WHAT YOU NEED TO DO >> Present every line in which the string "Zhang" appears.
^^^^^^^^^^^^^^^^
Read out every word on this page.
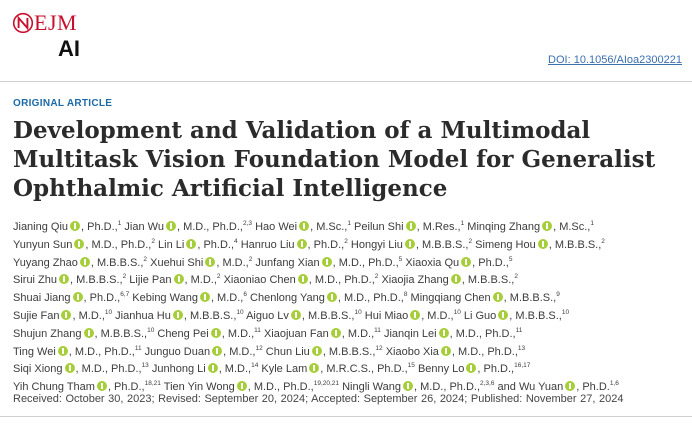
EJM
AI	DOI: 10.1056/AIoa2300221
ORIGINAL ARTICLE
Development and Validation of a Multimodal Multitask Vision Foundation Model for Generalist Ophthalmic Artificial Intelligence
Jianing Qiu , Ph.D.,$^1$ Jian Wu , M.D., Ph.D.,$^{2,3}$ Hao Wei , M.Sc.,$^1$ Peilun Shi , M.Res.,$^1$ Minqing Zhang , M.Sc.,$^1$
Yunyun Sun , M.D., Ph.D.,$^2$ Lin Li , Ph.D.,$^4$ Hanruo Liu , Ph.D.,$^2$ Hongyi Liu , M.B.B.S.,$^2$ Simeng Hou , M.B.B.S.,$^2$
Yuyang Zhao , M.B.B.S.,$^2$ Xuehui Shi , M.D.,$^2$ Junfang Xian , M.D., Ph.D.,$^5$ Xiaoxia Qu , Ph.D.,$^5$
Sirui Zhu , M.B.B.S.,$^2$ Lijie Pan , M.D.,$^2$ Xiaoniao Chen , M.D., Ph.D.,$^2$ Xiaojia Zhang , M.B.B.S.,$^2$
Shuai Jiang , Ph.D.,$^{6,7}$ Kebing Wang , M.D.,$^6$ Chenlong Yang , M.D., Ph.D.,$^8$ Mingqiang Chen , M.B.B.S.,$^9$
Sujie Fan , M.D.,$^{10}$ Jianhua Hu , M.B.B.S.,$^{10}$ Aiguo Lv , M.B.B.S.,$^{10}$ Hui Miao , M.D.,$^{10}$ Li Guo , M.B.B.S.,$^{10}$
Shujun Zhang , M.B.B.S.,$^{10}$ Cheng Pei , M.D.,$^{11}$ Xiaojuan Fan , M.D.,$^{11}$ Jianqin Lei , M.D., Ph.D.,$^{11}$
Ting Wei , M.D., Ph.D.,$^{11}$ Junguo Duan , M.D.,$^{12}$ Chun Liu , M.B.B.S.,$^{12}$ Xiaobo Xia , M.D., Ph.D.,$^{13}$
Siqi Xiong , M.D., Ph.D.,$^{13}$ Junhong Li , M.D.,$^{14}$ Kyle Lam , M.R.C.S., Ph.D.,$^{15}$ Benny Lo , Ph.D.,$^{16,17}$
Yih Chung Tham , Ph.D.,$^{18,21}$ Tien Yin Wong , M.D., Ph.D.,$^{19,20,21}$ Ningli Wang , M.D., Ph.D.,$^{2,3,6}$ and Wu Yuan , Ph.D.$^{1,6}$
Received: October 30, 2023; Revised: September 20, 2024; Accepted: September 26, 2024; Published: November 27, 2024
^^^^^^^^^^^^^^^^
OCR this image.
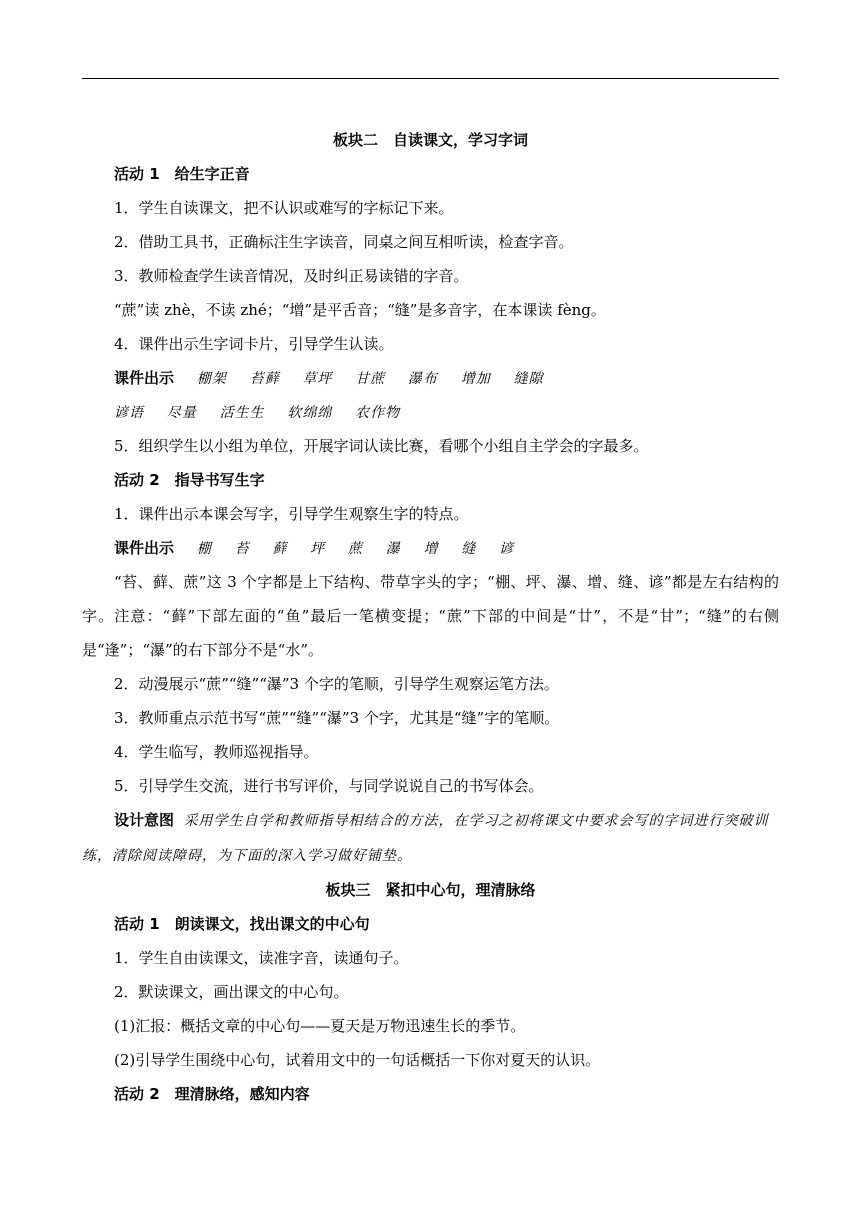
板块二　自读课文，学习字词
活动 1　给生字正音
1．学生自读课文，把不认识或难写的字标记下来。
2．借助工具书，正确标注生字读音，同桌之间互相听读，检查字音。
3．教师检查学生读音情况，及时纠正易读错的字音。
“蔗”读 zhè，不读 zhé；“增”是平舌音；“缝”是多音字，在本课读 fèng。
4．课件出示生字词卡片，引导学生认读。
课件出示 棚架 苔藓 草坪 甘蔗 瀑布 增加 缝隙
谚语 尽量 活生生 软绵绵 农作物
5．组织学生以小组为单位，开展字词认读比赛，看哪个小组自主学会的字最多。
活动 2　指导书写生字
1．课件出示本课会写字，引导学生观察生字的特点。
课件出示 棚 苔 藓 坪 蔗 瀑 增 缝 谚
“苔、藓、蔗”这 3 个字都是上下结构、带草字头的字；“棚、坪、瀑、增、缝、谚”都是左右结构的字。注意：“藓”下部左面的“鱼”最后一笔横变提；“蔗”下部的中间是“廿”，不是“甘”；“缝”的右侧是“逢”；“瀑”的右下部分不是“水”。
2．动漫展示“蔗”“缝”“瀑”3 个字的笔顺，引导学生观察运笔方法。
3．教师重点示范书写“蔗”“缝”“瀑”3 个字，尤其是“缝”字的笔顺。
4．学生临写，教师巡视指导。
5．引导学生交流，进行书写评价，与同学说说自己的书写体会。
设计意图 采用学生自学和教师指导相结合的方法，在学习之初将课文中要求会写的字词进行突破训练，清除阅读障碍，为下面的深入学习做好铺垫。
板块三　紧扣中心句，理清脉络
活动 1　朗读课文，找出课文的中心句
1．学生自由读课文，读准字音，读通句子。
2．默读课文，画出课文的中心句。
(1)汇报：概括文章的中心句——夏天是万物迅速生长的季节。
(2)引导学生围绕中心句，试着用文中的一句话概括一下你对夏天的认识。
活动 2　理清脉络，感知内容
^^^^^^^^^^^^^^^^
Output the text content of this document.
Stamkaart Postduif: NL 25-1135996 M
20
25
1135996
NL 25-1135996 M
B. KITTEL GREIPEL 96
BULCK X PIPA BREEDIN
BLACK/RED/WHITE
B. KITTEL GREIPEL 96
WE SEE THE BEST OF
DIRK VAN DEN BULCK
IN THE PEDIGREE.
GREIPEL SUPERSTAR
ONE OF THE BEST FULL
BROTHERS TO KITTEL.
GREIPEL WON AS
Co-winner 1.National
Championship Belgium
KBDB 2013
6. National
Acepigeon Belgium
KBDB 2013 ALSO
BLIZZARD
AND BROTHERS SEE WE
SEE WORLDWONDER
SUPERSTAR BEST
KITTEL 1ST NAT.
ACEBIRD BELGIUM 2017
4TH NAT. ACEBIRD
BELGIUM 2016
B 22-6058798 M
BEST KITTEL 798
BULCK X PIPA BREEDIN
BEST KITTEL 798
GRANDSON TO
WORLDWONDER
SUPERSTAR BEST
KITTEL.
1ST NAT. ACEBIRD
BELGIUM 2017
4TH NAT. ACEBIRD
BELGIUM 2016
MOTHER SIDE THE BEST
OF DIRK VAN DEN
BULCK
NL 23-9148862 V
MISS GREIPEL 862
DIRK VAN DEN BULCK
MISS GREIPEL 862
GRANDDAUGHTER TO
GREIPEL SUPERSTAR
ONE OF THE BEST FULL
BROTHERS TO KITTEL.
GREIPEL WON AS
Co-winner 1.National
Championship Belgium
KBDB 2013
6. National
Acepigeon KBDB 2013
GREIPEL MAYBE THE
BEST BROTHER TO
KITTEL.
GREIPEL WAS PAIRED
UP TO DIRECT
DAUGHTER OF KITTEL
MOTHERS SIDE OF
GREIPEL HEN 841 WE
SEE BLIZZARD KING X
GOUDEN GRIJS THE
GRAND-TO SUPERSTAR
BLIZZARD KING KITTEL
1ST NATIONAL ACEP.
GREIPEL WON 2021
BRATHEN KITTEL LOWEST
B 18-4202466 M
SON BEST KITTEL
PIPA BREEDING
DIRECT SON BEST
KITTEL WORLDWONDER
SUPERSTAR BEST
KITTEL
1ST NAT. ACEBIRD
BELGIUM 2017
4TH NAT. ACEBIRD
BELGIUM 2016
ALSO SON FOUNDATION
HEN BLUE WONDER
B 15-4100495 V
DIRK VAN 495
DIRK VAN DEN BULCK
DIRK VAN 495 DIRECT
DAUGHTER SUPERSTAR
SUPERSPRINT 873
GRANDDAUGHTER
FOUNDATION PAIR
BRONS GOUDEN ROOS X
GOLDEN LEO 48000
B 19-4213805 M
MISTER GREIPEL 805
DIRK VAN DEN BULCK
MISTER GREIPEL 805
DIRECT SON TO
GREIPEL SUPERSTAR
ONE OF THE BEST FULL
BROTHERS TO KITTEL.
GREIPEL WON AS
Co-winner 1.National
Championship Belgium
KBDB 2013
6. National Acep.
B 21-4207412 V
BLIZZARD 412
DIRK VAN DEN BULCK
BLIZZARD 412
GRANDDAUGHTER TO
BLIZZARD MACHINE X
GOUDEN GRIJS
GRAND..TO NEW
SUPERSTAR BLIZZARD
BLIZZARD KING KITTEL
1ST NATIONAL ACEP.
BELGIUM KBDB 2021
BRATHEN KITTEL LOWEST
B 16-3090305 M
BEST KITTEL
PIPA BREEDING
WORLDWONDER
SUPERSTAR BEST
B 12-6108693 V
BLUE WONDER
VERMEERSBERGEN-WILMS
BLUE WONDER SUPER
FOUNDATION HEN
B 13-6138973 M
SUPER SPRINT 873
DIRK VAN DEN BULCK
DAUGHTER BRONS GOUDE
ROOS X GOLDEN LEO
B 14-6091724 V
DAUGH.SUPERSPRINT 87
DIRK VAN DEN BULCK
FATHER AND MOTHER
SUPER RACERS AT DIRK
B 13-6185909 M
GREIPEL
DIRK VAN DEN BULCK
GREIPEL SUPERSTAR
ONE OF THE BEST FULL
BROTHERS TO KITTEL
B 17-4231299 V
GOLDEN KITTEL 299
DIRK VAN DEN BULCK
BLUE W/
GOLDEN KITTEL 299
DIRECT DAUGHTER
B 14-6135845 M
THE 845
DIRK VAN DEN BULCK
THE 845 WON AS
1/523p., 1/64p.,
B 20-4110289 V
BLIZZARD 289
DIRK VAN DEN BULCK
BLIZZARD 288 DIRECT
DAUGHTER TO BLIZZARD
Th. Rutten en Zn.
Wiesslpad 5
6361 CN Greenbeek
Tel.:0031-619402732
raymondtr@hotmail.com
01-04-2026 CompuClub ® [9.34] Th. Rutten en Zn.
^^^^^^^^^^^^^^^^
FINAL RESULT >>
Jianing Qiu , Ph.D.,$^1$ Jian Wu , M.D., Ph.D.,$^{2,3}$ Hao Wei , M.Sc.,$^1$ Peilun Shi , M.Res.,$^1$ Minqing Zhang , M.Sc.,$^1$
Sirui Zhu , M.B.B.S.,$^2$ Lijie Pan , M.D.,$^2$ Xiaoniao Chen , M.D., Ph.D.,$^2$ Xiaojia Zhang , M.B.B.S.,$^2$
Shujun Zhang , M.B.B.S.,$^{10}$ Cheng Pei , M.D.,$^{11}$ Xiaojuan Fan , M.D.,$^{11}$ Jianqin Lei , M.D., Ph.D.,$^{11}$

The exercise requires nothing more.